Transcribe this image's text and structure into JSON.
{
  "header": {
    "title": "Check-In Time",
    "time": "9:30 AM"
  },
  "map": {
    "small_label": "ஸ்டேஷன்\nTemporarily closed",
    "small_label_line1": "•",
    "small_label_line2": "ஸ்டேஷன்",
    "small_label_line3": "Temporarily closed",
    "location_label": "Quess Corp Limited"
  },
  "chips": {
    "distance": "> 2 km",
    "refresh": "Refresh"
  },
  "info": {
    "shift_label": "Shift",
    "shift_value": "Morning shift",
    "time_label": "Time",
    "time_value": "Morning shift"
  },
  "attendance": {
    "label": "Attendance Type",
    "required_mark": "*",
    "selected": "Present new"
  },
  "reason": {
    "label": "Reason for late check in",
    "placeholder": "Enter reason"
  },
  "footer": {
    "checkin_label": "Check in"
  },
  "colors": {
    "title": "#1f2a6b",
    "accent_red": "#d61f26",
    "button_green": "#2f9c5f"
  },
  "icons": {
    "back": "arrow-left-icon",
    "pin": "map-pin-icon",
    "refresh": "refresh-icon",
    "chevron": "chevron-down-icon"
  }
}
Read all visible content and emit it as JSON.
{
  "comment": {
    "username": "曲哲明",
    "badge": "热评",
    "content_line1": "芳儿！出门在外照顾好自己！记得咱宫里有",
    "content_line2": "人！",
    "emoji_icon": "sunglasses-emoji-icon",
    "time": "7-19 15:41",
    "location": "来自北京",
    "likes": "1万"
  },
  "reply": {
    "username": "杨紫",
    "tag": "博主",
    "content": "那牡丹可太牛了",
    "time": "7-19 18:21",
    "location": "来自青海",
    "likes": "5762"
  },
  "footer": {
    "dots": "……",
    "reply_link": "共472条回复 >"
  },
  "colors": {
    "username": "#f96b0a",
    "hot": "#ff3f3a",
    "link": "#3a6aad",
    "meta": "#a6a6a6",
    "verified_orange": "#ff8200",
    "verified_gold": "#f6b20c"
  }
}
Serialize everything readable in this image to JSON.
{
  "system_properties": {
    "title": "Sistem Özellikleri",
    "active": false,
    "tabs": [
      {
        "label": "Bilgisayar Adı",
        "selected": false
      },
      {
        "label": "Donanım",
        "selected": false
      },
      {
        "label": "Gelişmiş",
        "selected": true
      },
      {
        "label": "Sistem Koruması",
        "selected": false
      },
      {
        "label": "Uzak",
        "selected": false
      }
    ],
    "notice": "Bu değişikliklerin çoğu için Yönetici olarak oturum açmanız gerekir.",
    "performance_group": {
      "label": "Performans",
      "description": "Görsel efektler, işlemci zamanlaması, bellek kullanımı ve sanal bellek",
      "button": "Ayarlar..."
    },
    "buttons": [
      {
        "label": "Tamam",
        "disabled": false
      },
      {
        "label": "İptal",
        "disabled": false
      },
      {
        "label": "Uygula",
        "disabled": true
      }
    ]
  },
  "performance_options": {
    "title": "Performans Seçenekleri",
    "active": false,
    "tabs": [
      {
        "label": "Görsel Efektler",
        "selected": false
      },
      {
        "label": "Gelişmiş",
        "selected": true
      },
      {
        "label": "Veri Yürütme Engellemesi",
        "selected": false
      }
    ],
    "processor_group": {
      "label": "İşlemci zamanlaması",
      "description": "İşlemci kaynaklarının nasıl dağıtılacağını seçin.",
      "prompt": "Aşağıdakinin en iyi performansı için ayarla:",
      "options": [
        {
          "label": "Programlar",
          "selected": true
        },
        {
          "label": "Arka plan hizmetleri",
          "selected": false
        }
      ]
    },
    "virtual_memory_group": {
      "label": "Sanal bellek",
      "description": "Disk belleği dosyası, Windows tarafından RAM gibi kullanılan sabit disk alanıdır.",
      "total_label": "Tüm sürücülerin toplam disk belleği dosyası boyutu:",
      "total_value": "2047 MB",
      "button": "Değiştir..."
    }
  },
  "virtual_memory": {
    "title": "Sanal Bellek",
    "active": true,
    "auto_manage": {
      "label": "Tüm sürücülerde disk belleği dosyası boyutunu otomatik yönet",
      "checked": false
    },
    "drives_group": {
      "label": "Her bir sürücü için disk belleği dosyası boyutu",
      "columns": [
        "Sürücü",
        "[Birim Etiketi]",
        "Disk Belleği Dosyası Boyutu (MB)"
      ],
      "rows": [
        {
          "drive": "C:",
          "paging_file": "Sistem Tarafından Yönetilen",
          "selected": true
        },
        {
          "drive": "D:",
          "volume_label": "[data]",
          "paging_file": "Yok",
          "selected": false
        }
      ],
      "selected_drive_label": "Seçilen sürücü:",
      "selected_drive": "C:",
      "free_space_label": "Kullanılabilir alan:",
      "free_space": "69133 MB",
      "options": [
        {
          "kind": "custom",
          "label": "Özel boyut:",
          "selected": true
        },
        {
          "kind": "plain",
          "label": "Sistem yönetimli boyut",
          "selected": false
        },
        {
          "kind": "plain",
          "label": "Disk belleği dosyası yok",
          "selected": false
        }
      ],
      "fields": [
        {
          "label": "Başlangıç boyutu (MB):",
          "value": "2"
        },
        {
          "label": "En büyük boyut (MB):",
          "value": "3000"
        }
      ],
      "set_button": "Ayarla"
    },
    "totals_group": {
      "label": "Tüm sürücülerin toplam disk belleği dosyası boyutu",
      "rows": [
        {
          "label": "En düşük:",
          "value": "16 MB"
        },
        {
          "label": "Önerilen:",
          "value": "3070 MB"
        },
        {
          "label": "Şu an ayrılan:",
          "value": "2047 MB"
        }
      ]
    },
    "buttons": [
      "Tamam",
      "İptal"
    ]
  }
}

__Your objective__
Pull out each line of the records holding the string "Görsel".

__Correct response__
      "description": "Görsel efektler, işlemci zamanlaması, bellek kullanımı ve sanal bellek",
        "label": "Görsel Efektler",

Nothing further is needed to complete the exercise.